▶ **What you are asked to do**
Which lines include the word "UNITARIO"? Copy each of them.

(Dataset records)

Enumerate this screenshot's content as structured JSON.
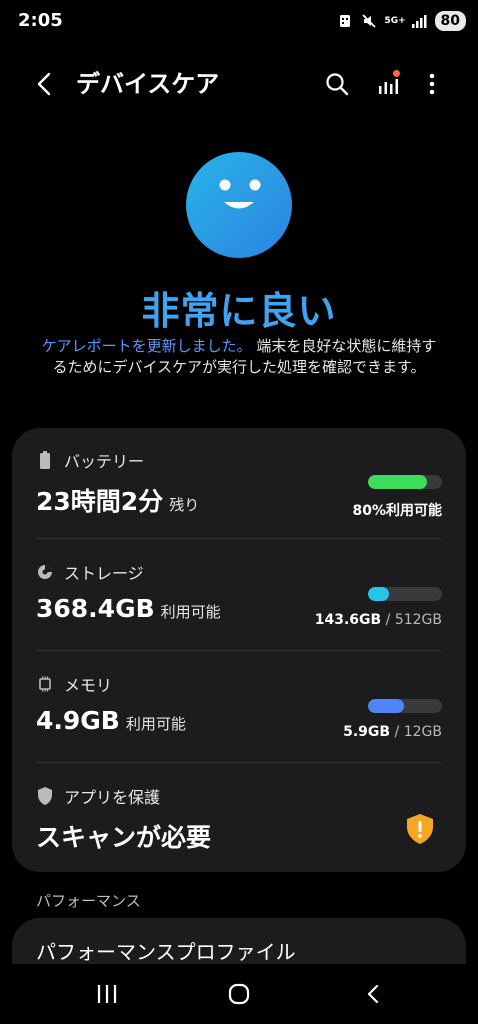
{
  "status_bar": {
    "time": "2:05",
    "network": "5G+",
    "battery": "80",
    "icons": [
      "notification-icon",
      "mute-icon",
      "signal-icon"
    ]
  },
  "app_bar": {
    "title": "デバイスケア",
    "icons": [
      "back-icon",
      "search-icon",
      "report-icon",
      "more-icon"
    ]
  },
  "hero": {
    "status": "非常に良い",
    "link_text": "ケアレポートを更新しました。",
    "description": "端末を良好な状態に維持するためにデバイスケアが実行した処理を確認できます。"
  },
  "battery": {
    "label": "バッテリー",
    "value": "23時間2分",
    "suffix": "残り",
    "right_text": "80%利用可能",
    "level_percent": 80,
    "color": "#3ddc5c"
  },
  "storage": {
    "label": "ストレージ",
    "value": "368.4GB",
    "suffix": "利用可能",
    "used": "143.6GB",
    "total": "512GB",
    "level_percent": 28,
    "color": "#24c6e8"
  },
  "memory": {
    "label": "メモリ",
    "value": "4.9GB",
    "suffix": "利用可能",
    "used": "5.9GB",
    "total": "12GB",
    "level_percent": 49,
    "color": "#4f86f7"
  },
  "protection": {
    "label": "アプリを保護",
    "value": "スキャンが必要",
    "warning_color": "#f5a623"
  },
  "performance": {
    "header": "パフォーマンス",
    "item": "パフォーマンスプロファイル"
  },
  "nav": {
    "icons": [
      "recent-apps-icon",
      "home-icon",
      "back-nav-icon"
    ]
  }
}
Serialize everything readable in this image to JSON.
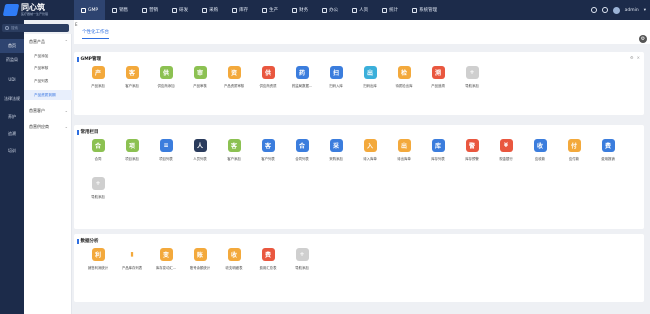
{
  "logo": {
    "title": "同心筑",
    "subtitle": "医疗器械一生产管理"
  },
  "nav": [
    {
      "label": "GMP",
      "active": true
    },
    {
      "label": "销售"
    },
    {
      "label": "营销"
    },
    {
      "label": "研发"
    },
    {
      "label": "采购"
    },
    {
      "label": "库存"
    },
    {
      "label": "生产"
    },
    {
      "label": "财务"
    },
    {
      "label": "办公"
    },
    {
      "label": "人资"
    },
    {
      "label": "统计"
    },
    {
      "label": "系统管理"
    }
  ],
  "user": {
    "name": "admin"
  },
  "search": {
    "placeholder": "搜索"
  },
  "rail": [
    {
      "label": "首页",
      "active": true
    },
    {
      "label": "药监局"
    },
    {
      "label": "UDI"
    },
    {
      "label": "法律法规"
    },
    {
      "label": "养护"
    },
    {
      "label": "追溯"
    },
    {
      "label": "培训"
    }
  ],
  "submenu": {
    "group1": "首营产品",
    "items": [
      "产品添加",
      "产品审核",
      "产品列表",
      "产品资质到期"
    ],
    "group2": "首营客户",
    "group3": "首营供应商"
  },
  "tabs": {
    "toggle": "E",
    "active": "个性化工作台",
    "gear": "⚙"
  },
  "sections": [
    {
      "title": "GMP管理",
      "items": [
        {
          "label": "产品添加",
          "color": "#f3a93c",
          "glyph": "产"
        },
        {
          "label": "客户添加",
          "color": "#f3a93c",
          "glyph": "客"
        },
        {
          "label": "供应商添加",
          "color": "#8cc152",
          "glyph": "供"
        },
        {
          "label": "产品审核",
          "color": "#8cc152",
          "glyph": "审"
        },
        {
          "label": "产品资质审核",
          "color": "#f3a93c",
          "glyph": "资"
        },
        {
          "label": "供应商资质",
          "color": "#e9573f",
          "glyph": "供"
        },
        {
          "label": "药监局数据...",
          "color": "#3b7ddd",
          "glyph": "药"
        },
        {
          "label": "扫码入库",
          "color": "#3b7ddd",
          "glyph": "扫"
        },
        {
          "label": "扫码出库",
          "color": "#3bafda",
          "glyph": "出"
        },
        {
          "label": "待质检出库",
          "color": "#f3a93c",
          "glyph": "检"
        },
        {
          "label": "产品追溯",
          "color": "#e9573f",
          "glyph": "溯"
        },
        {
          "label": "导航添加",
          "color": "#cfcfcf",
          "glyph": "+"
        }
      ]
    },
    {
      "title": "常用栏目",
      "items": [
        {
          "label": "合同",
          "color": "#8cc152",
          "glyph": "合"
        },
        {
          "label": "项目添加",
          "color": "#8cc152",
          "glyph": "项"
        },
        {
          "label": "项目列表",
          "color": "#3b7ddd",
          "glyph": "≡"
        },
        {
          "label": "人员列表",
          "color": "#2a3b5c",
          "glyph": "人"
        },
        {
          "label": "客户添加",
          "color": "#8cc152",
          "glyph": "客"
        },
        {
          "label": "客户列表",
          "color": "#3b7ddd",
          "glyph": "客"
        },
        {
          "label": "合同列表",
          "color": "#3b7ddd",
          "glyph": "合"
        },
        {
          "label": "采购添加",
          "color": "#3b7ddd",
          "glyph": "采"
        },
        {
          "label": "待入库单",
          "color": "#f3a93c",
          "glyph": "入"
        },
        {
          "label": "待出库单",
          "color": "#f3a93c",
          "glyph": "出"
        },
        {
          "label": "库存列表",
          "color": "#3b7ddd",
          "glyph": "库"
        },
        {
          "label": "库存预警",
          "color": "#e9573f",
          "glyph": "警"
        },
        {
          "label": "现金银行",
          "color": "#e9573f",
          "glyph": "¥"
        },
        {
          "label": "应收款",
          "color": "#3b7ddd",
          "glyph": "收"
        },
        {
          "label": "应付款",
          "color": "#f3a93c",
          "glyph": "付"
        },
        {
          "label": "费用报销",
          "color": "#3b7ddd",
          "glyph": "费"
        },
        {
          "label": "导航添加",
          "color": "#cfcfcf",
          "glyph": "+"
        }
      ]
    },
    {
      "title": "数据分析",
      "items": [
        {
          "label": "销售利润统计",
          "color": "#f3a93c",
          "glyph": "利"
        },
        {
          "label": "产品库存列表",
          "color": "#ffffff",
          "glyph": "▮"
        },
        {
          "label": "库存变动汇...",
          "color": "#f3a93c",
          "glyph": "变"
        },
        {
          "label": "账号余额统计",
          "color": "#f3a93c",
          "glyph": "账"
        },
        {
          "label": "收支明细表",
          "color": "#f3a93c",
          "glyph": "收"
        },
        {
          "label": "费用汇总表",
          "color": "#e9573f",
          "glyph": "费"
        },
        {
          "label": "导航添加",
          "color": "#cfcfcf",
          "glyph": "+"
        }
      ]
    }
  ]
}
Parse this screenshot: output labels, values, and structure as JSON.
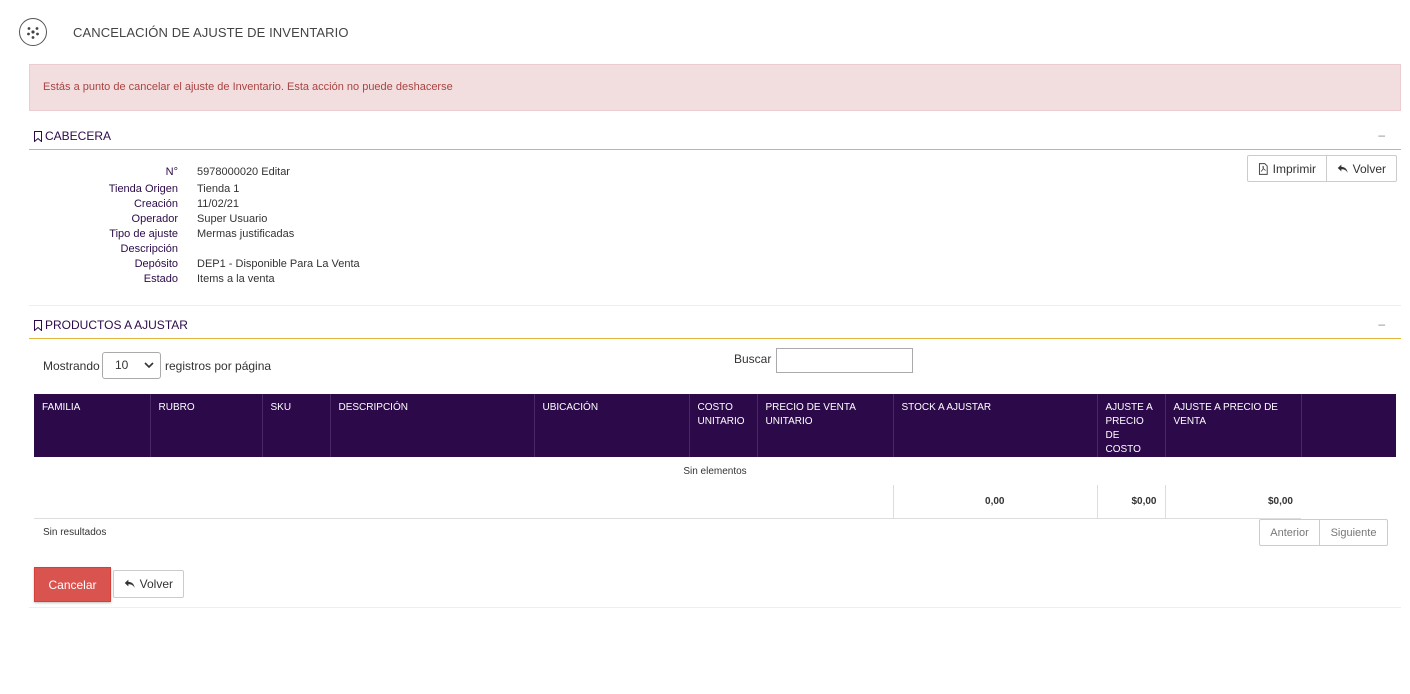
{
  "page": {
    "title": "CANCELACIÓN DE AJUSTE DE INVENTARIO"
  },
  "alert": {
    "message": "Estás a punto de cancelar el ajuste de Inventario. Esta acción no puede deshacerse",
    "color": "#a94442"
  },
  "cabecera": {
    "title": "CABECERA",
    "collapse": "–",
    "print_label": "Imprimir",
    "back_label": "Volver",
    "fields": [
      {
        "label": "N°",
        "value": "5978000020 Editar"
      },
      {
        "label": "Tienda Origen",
        "value": "Tienda 1"
      },
      {
        "label": "Creación",
        "value": "11/02/21"
      },
      {
        "label": "Operador",
        "value": "Super Usuario"
      },
      {
        "label": "Tipo de ajuste",
        "value": "Mermas justificadas"
      },
      {
        "label": "Descripción",
        "value": ""
      },
      {
        "label": "Depósito",
        "value": "DEP1 - Disponible Para La Venta"
      },
      {
        "label": "Estado",
        "value": "Items a la venta"
      }
    ]
  },
  "productos": {
    "title": "PRODUCTOS A AJUSTAR",
    "collapse": "–",
    "length_label": "Mostrando",
    "length_value": "10",
    "length_suffix": "registros por página",
    "search_label": "Buscar",
    "search_value": "",
    "columns": [
      "FAMILIA",
      "RUBRO",
      "SKU",
      "DESCRIPCIÓN",
      "UBICACIÓN",
      "COSTO UNITARIO",
      "PRECIO DE VENTA UNITARIO",
      "STOCK A AJUSTAR",
      "AJUSTE A PRECIO DE COSTO",
      "AJUSTE A PRECIO DE VENTA",
      ""
    ],
    "empty_text": "Sin elementos",
    "totals": {
      "stock": "0,00",
      "costo": "$0,00",
      "venta": "$0,00"
    },
    "info": "Sin resultados",
    "prev_label": "Anterior",
    "next_label": "Siguiente"
  },
  "footer": {
    "cancel_label": "Cancelar",
    "back_label": "Volver"
  },
  "colors": {
    "header_bg": "#2c0a4a",
    "accent_line": "#e5b43c",
    "danger": "#d9534f",
    "alert_bg": "#f2dede"
  }
}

▶ **The output**
      "COSTO UNITARIO",
      "PRECIO DE VENTA UNITARIO",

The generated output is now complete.